[START]

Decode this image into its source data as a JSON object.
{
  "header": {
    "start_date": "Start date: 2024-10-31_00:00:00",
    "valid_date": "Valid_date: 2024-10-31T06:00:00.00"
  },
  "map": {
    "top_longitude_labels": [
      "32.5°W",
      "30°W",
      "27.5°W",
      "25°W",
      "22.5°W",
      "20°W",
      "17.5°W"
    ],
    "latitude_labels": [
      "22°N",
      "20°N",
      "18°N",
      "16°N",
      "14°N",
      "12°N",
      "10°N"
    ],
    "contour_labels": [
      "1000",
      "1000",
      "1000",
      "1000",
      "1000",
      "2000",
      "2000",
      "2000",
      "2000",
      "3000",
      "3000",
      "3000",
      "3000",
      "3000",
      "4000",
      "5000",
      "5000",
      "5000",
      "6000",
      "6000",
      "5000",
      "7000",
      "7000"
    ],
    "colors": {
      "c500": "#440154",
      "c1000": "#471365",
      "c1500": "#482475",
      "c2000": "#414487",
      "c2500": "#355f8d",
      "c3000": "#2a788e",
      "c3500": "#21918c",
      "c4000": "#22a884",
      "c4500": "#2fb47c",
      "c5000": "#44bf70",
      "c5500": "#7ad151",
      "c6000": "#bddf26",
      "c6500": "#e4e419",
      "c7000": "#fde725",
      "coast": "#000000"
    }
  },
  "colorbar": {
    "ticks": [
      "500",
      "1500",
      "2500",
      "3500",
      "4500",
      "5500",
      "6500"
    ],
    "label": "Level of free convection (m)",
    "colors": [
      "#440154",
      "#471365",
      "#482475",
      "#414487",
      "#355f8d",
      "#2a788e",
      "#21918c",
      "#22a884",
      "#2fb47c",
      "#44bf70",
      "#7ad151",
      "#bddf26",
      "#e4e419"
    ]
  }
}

[END]

Set all of the records down again, exactly as they stand.

__The result__
Decode this image into its source data as a JSON object.
{
  "header": {
    "start_date": "Start date: 2024-10-31_00:00:00",
    "valid_date": "Valid_date: 2024-10-31T06:00:00.00"
  },
  "map": {
    "top_longitude_labels": [
      "32.5°W",
      "30°W",
      "27.5°W",
      "25°W",
      "22.5°W",
      "20°W",
      "17.5°W"
    ],
    "latitude_labels": [
      "22°N",
      "20°N",
      "18°N",
      "16°N",
      "14°N",
      "12°N",
      "10°N"
    ],
    "contour_labels": [
      "1000",
      "1000",
      "1000",
      "1000",
      "1000",
      "2000",
      "2000",
      "2000",
      "2000",
      "3000",
      "3000",
      "3000",
      "3000",
      "3000",
      "4000",
      "5000",
      "5000",
      "5000",
      "6000",
      "6000",
      "5000",
      "7000",
      "7000"
    ],
    "colors": {
      "c500": "#440154",
      "c1000": "#471365",
      "c1500": "#482475",
      "c2000": "#414487",
      "c2500": "#355f8d",
      "c3000": "#2a788e",
      "c3500": "#21918c",
      "c4000": "#22a884",
      "c4500": "#2fb47c",
      "c5000": "#44bf70",
      "c5500": "#7ad151",
      "c6000": "#bddf26",
      "c6500": "#e4e419",
      "c7000": "#fde725",
      "coast": "#000000"
    }
  },
  "colorbar": {
    "ticks": [
      "500",
      "1500",
      "2500",
      "3500",
      "4500",
      "5500",
      "6500"
    ],
    "label": "Level of free convection (m)",
    "colors": [
      "#440154",
      "#471365",
      "#482475",
      "#414487",
      "#355f8d",
      "#2a788e",
      "#21918c",
      "#22a884",
      "#2fb47c",
      "#44bf70",
      "#7ad151",
      "#bddf26",
      "#e4e419"
    ]
  }
}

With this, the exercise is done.